• _Records from a data collection_:
================================

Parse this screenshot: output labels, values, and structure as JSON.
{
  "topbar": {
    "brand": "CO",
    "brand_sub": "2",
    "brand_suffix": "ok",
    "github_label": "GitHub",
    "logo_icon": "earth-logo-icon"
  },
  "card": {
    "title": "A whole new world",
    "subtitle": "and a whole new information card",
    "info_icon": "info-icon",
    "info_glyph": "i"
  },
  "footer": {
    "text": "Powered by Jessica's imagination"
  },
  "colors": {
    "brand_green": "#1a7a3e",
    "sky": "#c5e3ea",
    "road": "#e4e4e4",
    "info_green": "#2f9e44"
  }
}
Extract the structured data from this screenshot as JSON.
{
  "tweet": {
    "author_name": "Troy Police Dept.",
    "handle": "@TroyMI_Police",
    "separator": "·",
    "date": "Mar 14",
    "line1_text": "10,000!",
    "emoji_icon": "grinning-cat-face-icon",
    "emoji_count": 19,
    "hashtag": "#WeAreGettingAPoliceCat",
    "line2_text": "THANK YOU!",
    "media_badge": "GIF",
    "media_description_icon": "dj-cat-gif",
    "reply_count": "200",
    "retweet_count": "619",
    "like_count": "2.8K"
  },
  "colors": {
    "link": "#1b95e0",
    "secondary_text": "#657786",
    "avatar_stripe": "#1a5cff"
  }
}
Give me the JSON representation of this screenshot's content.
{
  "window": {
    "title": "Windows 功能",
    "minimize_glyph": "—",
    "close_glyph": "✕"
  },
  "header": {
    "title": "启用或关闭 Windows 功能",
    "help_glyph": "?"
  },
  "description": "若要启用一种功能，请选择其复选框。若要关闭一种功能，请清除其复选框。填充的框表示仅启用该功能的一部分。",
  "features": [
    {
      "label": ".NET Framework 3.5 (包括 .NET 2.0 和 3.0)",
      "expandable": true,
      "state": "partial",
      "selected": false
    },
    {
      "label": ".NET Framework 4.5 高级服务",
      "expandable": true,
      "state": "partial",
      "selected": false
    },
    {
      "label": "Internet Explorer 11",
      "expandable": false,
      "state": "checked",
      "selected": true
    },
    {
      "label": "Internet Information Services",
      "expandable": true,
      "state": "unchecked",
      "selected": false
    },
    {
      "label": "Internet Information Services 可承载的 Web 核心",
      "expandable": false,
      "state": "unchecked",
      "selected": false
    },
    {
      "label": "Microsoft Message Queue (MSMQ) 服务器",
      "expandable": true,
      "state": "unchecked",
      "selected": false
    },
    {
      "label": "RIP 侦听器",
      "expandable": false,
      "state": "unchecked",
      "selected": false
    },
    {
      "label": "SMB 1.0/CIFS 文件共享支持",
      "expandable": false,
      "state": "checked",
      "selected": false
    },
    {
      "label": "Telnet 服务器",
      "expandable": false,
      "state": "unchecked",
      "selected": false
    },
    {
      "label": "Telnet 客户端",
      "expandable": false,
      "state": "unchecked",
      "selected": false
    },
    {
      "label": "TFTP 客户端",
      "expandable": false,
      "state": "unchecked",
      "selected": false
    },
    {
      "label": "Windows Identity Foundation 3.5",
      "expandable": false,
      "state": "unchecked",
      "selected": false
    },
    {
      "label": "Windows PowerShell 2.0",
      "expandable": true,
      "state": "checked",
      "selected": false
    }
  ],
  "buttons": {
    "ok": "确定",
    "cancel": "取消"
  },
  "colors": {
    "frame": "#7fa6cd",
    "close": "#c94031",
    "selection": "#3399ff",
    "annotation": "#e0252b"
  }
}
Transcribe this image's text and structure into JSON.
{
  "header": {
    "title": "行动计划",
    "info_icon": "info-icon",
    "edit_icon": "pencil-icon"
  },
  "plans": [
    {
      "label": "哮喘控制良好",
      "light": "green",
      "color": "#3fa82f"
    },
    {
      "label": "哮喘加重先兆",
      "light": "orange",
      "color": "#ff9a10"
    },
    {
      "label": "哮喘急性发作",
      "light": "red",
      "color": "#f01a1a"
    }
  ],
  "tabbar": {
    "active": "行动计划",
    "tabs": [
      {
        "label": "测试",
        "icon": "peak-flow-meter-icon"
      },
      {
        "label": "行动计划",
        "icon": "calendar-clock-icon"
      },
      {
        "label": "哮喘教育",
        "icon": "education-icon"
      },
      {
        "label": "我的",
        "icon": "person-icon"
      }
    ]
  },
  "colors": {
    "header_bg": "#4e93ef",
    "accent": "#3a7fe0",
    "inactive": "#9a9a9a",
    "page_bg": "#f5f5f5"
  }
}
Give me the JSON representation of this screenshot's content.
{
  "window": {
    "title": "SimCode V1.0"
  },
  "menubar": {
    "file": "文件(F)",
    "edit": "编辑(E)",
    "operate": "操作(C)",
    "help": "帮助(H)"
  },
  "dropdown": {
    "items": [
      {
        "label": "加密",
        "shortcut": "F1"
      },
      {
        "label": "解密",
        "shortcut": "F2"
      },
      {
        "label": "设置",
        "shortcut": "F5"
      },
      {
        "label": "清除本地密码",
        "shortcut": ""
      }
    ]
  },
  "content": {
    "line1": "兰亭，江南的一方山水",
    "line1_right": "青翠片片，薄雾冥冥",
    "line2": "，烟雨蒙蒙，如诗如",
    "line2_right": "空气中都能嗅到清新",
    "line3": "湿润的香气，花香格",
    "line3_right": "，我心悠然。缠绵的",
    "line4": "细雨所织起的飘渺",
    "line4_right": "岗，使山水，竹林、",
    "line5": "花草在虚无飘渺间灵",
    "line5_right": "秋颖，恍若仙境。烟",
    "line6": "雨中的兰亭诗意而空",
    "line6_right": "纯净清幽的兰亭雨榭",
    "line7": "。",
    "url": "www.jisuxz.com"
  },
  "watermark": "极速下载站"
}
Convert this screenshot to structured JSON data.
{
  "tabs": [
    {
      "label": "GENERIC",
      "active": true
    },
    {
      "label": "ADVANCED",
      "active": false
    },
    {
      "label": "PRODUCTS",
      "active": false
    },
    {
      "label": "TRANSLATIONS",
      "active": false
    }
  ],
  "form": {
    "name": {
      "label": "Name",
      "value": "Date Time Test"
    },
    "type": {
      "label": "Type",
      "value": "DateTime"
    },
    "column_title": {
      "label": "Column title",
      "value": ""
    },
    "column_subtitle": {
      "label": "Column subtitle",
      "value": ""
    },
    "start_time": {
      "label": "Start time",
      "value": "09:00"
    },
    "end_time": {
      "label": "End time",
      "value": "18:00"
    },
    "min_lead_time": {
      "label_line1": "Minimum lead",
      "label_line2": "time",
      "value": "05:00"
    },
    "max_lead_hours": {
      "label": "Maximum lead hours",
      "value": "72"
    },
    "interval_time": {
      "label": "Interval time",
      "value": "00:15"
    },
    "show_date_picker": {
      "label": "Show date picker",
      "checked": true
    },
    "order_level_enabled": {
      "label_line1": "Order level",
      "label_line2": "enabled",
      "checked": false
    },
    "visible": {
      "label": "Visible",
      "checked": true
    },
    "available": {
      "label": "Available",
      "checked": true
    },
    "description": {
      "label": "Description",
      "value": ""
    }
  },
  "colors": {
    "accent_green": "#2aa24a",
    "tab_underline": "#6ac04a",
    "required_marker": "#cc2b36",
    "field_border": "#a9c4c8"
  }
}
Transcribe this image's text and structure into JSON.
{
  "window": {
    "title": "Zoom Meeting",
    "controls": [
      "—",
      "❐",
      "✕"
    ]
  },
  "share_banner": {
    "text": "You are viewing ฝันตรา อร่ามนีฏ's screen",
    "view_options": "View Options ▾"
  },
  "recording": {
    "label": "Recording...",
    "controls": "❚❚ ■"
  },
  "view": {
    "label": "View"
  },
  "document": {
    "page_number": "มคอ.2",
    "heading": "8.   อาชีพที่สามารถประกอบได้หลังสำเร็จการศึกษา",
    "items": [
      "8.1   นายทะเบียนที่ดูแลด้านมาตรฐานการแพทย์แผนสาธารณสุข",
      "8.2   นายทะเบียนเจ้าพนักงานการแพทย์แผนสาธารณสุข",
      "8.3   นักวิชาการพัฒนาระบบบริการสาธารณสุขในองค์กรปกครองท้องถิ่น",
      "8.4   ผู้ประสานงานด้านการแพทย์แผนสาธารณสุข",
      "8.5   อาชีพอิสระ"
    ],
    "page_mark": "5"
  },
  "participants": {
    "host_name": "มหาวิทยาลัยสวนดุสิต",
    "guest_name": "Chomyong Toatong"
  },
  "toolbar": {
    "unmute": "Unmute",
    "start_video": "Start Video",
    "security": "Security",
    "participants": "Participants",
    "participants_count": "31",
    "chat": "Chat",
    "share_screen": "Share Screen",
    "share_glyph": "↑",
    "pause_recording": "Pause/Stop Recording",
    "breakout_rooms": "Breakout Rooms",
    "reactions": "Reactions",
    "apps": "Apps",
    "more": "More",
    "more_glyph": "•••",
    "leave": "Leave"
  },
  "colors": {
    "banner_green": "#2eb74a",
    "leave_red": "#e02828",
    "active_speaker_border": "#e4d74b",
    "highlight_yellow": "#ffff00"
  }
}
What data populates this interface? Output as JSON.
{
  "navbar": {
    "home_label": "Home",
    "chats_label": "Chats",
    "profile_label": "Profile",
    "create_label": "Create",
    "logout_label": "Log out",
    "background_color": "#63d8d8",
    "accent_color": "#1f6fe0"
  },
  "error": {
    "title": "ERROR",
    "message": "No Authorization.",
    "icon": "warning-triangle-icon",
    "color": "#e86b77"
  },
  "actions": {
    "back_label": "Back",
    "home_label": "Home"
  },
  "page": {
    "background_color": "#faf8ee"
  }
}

================================

• _What to work on_: Scan the listing above for the word "Internet" and copy every line that holds it.

• _Output of the task_:
      "label": "Internet Explorer 11",
      "label": "Internet Information Services",
      "label": "Internet Information Services 可承载的 Web 核心",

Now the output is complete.